(Box annotation data)
>> BEGIN
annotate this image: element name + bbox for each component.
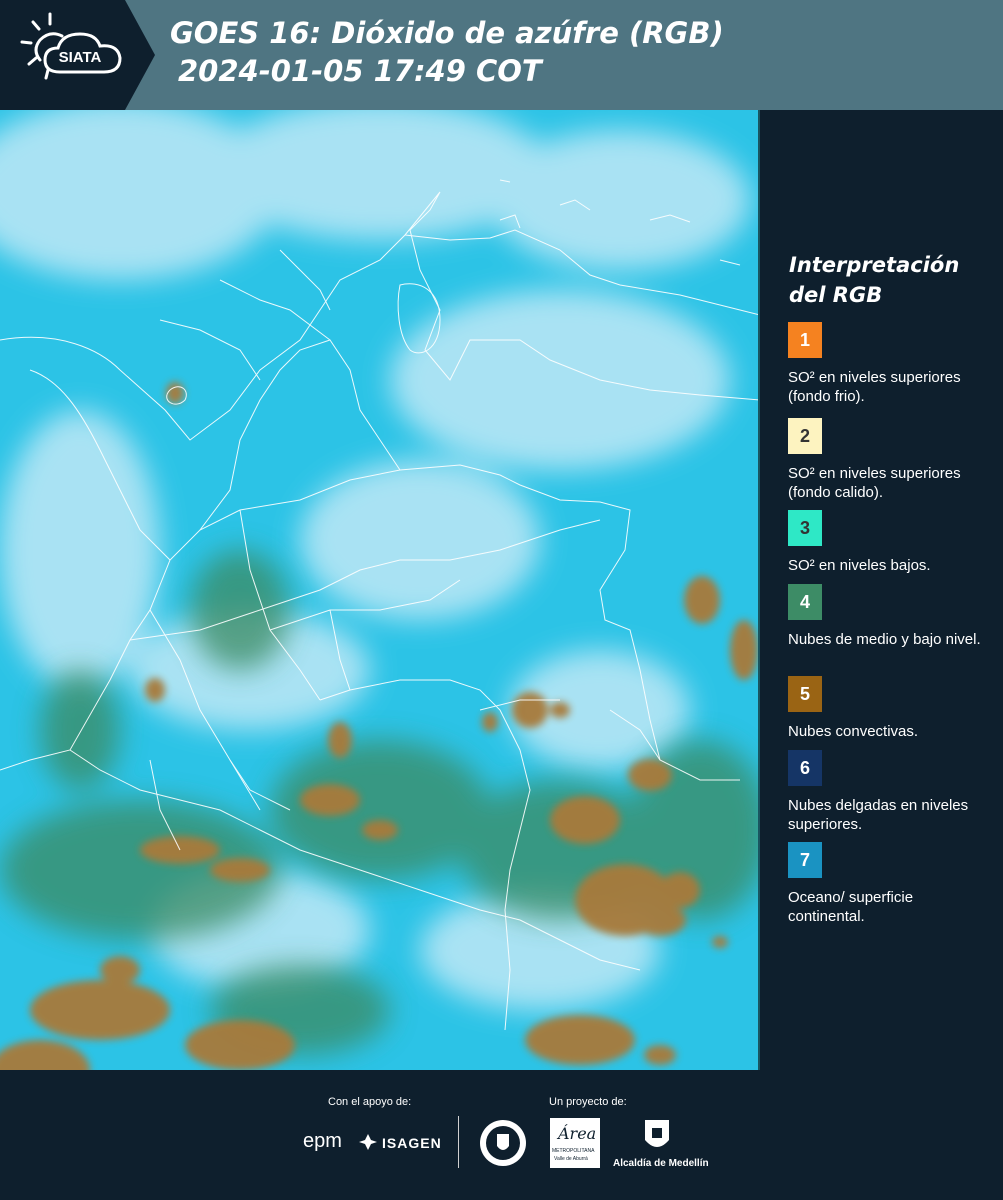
area-metropolitana-sub2: Valle de Aburrá [554,1156,588,1162]
legend-item-7: 7 Oceano/ superficie continental. [788,842,988,926]
area-metropolitana-sub: METROPOLITANA [552,1148,595,1154]
legend-swatch-3: 3 [788,510,822,546]
alcaldia-label[interactable]: Alcaldía de Medellín [613,1158,709,1169]
legend-item-2: 2 SO² en niveles superiores (fondo calid… [788,418,988,502]
title-line-2: 2024-01-05 17:49 COT [178,54,542,88]
isagen-icon [358,1132,378,1152]
project-label: Un proyecto de: [549,1096,627,1108]
page-title: GOES 16: Dióxido de azúfre (RGB) 2024-01… [170,14,724,90]
legend-label-1: SO² en niveles superiores (fondo frio). [788,369,961,405]
legend-label-5: Nubes convectivas. [788,723,919,740]
epm-logo[interactable]: epm [303,1130,342,1153]
legend-label-3: SO² en niveles bajos. [788,557,931,574]
legend-item-4: 4 Nubes de medio y bajo nivel. [788,584,988,649]
legend-swatch-1: 1 [788,322,822,358]
legend-item-1: 1 SO² en niveles superiores (fondo frio)… [788,322,988,406]
legend-swatch-2: 2 [788,418,822,454]
area-metropolitana-title: Área [558,1124,597,1143]
legend-panel: Interpretación del RGB 1 SO² en niveles … [760,110,1003,1070]
header-bar: SIATA GOES 16: Dióxido de azúfre (RGB) 2… [0,0,1003,110]
satellite-map[interactable] [0,110,760,1070]
footer: Con el apoyo de: Un proyecto de: epm ISA… [0,1070,1003,1200]
legend-swatch-4: 4 [788,584,822,620]
medellin-seal-icon[interactable] [478,1118,528,1168]
legend-title: Interpretación del RGB [789,253,960,307]
legend-swatch-5: 5 [788,676,822,712]
footer-divider [458,1116,459,1168]
legend-label-7: Oceano/ superficie continental. [788,889,914,925]
legend-label-6: Nubes delgadas en niveles superiores. [788,797,969,833]
title-line-1: GOES 16: Dióxido de azúfre (RGB) [170,16,724,50]
support-label: Con el apoyo de: [328,1096,412,1108]
legend-item-6: 6 Nubes delgadas en niveles superiores. [788,750,988,834]
legend-swatch-7: 7 [788,842,822,878]
legend-item-5: 5 Nubes convectivas. [788,676,988,741]
siata-logo[interactable]: SIATA [0,0,155,110]
alcaldia-shield-icon [643,1118,671,1154]
legend-label-4: Nubes de medio y bajo nivel. [788,631,981,648]
legend-label-2: SO² en niveles superiores (fondo calido)… [788,465,961,501]
isagen-logo[interactable]: ISAGEN [382,1135,442,1151]
area-metropolitana-logo[interactable]: Área METROPOLITANA Valle de Aburrá [550,1118,600,1168]
siata-logo-text: SIATA [59,49,102,66]
legend-item-3: 3 SO² en niveles bajos. [788,510,988,575]
legend-swatch-6: 6 [788,750,822,786]
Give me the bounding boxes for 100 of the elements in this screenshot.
>> END
**Required task**: Format as a numbered list the lines of the records starting at the one containing "area-metropolitana-sub2: Valle de" and ending at the one containing "support-label: Con el", omitting blank lines.

**Solution to this problem**:
1. area-metropolitana-sub2: Valle de Aburrá [554,1156,588,1162]
2. legend-item-7: 7 Oceano/ superficie continental. [788,842,988,926]
3. area-metropolitana-sub: METROPOLITANA [552,1148,595,1154]
4. legend-swatch-3: 3 [788,510,822,546]
5. alcaldia-label[interactable]: Alcaldía de Medellín [613,1158,709,1169]
6. legend-item-2: 2 SO² en niveles superiores (fondo calid… [788,418,988,502]
7. title-line-2: 2024-01-05 17:49 COT [178,54,542,88]
8. isagen-icon [358,1132,378,1152]
9. project-label: Un proyecto de: [549,1096,627,1108]
10. page-title: GOES 16: Dióxido de azúfre (RGB) 2024-01… [170,14,724,90]
11. legend-label-1: SO² en niveles superiores (fondo frio). [788,369,961,405]
12. legend-label-5: Nubes convectivas. [788,723,919,740]
13. epm-logo[interactable]: epm [303,1130,342,1153]
14. legend-label-3: SO² en niveles bajos. [788,557,931,574]
15. legend-item-4: 4 Nubes de medio y bajo nivel. [788,584,988,649]
16. legend-swatch-1: 1 [788,322,822,358]
17. legend-item-1: 1 SO² en niveles superiores (fondo frio)… [788,322,988,406]
18. legend-swatch-2: 2 [788,418,822,454]
19. area-metropolitana-title: Área [558,1124,597,1143]
20. legend-panel: Interpretación del RGB 1 SO² en niveles … [760,110,1003,1070]
21. header-bar: SIATA GOES 16: Dióxido de azúfre (RGB) 2… [0,0,1003,110]
22. satellite-map[interactable] [0,110,760,1070]
23. footer: Con el apoyo de: Un proyecto de: epm ISA… [0,1070,1003,1200]
24. legend-swatch-4: 4 [788,584,822,620]
25. medellin-seal-icon[interactable] [478,1118,528,1168]
26. legend-title: Interpretación del RGB [789,253,960,307]
27. legend-swatch-5: 5 [788,676,822,712]
28. footer-divider [458,1116,459,1168]
29. legend-label-7: Oceano/ superficie continental. [788,889,914,925]
30. legend-label-6: Nubes delgadas en niveles superiores. [788,797,969,833]
31. title-line-1: GOES 16: Dióxido de azúfre (RGB) [170,16,724,50]
32. support-label: Con el apoyo de: [328,1096,412,1108]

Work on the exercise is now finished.